--- Start Dataset excerpts ---

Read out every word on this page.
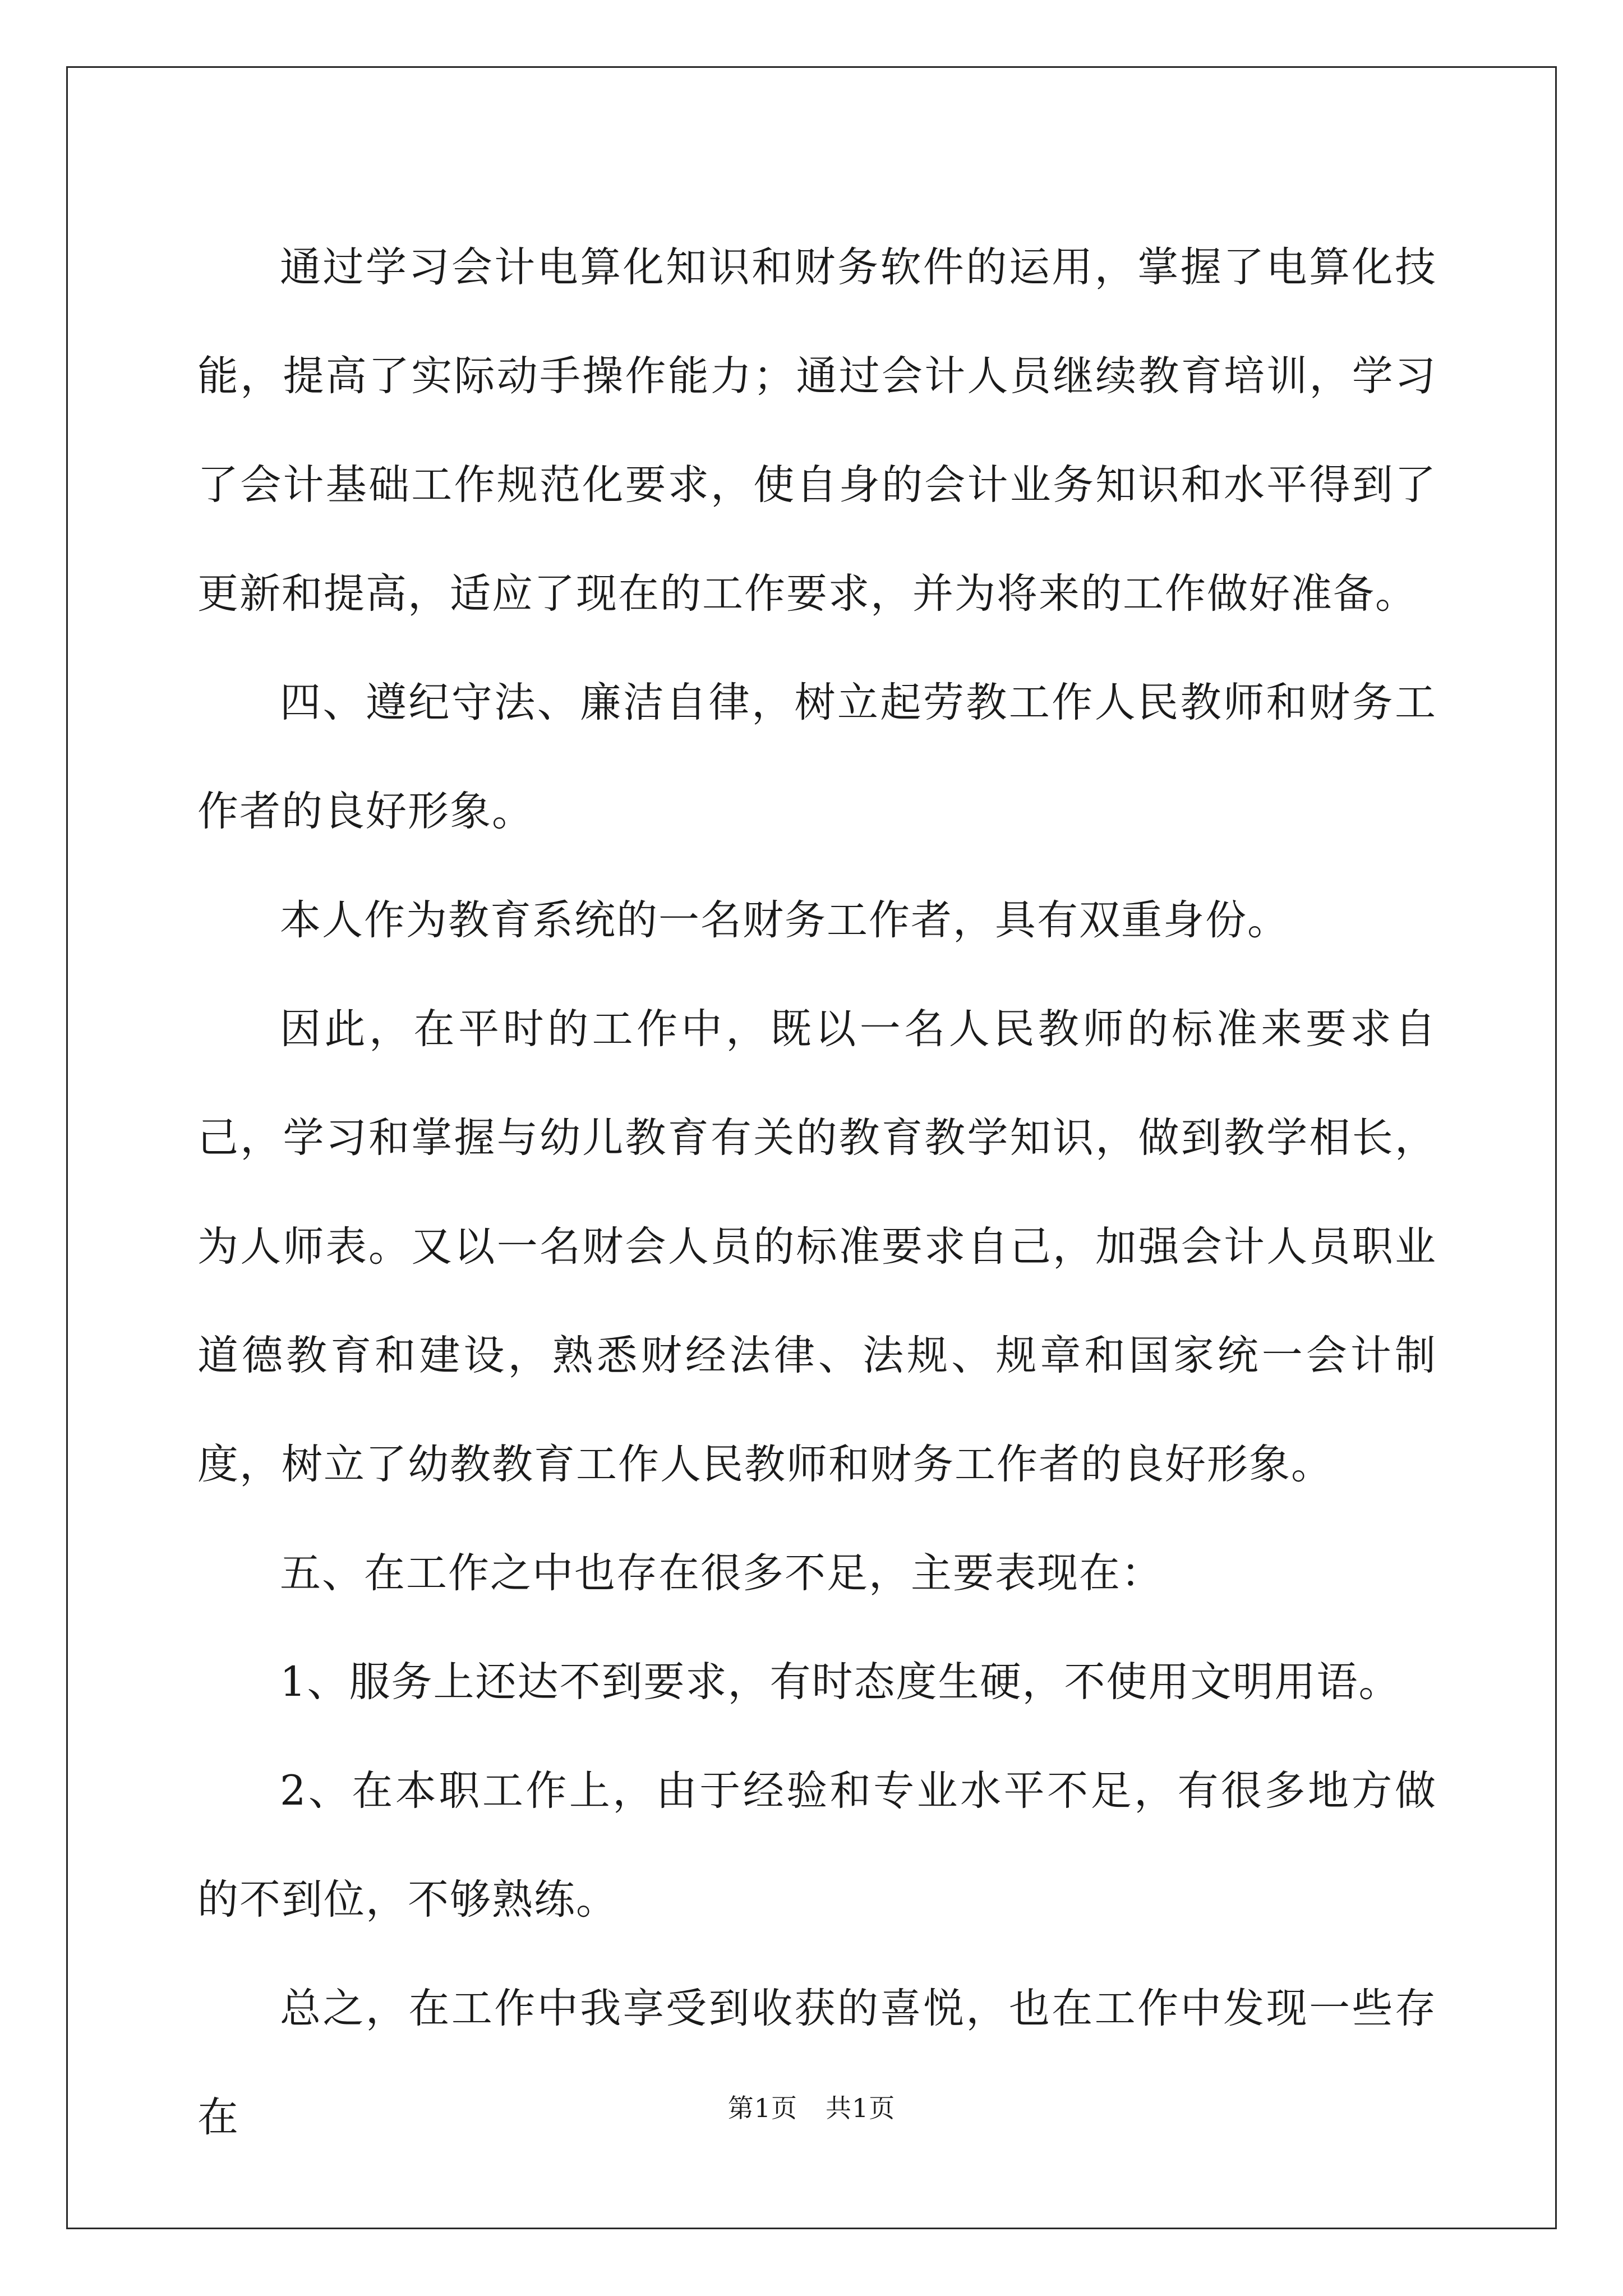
通过学习会计电算化知识和财务软件的运用，掌握了电算化技能，提高了实际动手操作能力；通过会计人员继续教育培训，学习了会计基础工作规范化要求，使自身的会计业务知识和水平得到了更新和提高，适应了现在的工作要求，并为将来的工作做好准备。

四、遵纪守法、廉洁自律，树立起劳教工作人民教师和财务工作者的良好形象。

本人作为教育系统的一名财务工作者，具有双重身份。

因此，在平时的工作中，既以一名人民教师的标准来要求自己，学习和掌握与幼儿教育有关的教育教学知识，做到教学相长，为人师表。又以一名财会人员的标准要求自己，加强会计人员职业道德教育和建设，熟悉财经法律、法规、规章和国家统一会计制度，树立了幼教教育工作人民教师和财务工作者的良好形象。

五、在工作之中也存在很多不足，主要表现在：

1、服务上还达不到要求，有时态度生硬，不使用文明用语。

2、在本职工作上，由于经验和专业水平不足，有很多地方做的不到位，不够熟练。

总之，在工作中我享受到收获的喜悦，也在工作中发现一些存在	第1页 共1页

--- End Dataset excerpts ---

#### Given problem
Print all entries exactly. The images do not belong in the copy.

#### Answer to this problem
Read out every word on this page.
通过学习会计电算化知识和财务软件的运用，掌握了电算化技能，提高了实际动手操作能力；通过会计人员继续教育培训，学习了会计基础工作规范化要求，使自身的会计业务知识和水平得到了更新和提高，适应了现在的工作要求，并为将来的工作做好准备。

四、遵纪守法、廉洁自律，树立起劳教工作人民教师和财务工作者的良好形象。

本人作为教育系统的一名财务工作者，具有双重身份。

因此，在平时的工作中，既以一名人民教师的标准来要求自己，学习和掌握与幼儿教育有关的教育教学知识，做到教学相长，为人师表。又以一名财会人员的标准要求自己，加强会计人员职业道德教育和建设，熟悉财经法律、法规、规章和国家统一会计制度，树立了幼教教育工作人民教师和财务工作者的良好形象。

五、在工作之中也存在很多不足，主要表现在：

1、服务上还达不到要求，有时态度生硬，不使用文明用语。

2、在本职工作上，由于经验和专业水平不足，有很多地方做的不到位，不够熟练。

总之，在工作中我享受到收获的喜悦，也在工作中发现一些存在	第1页 共1页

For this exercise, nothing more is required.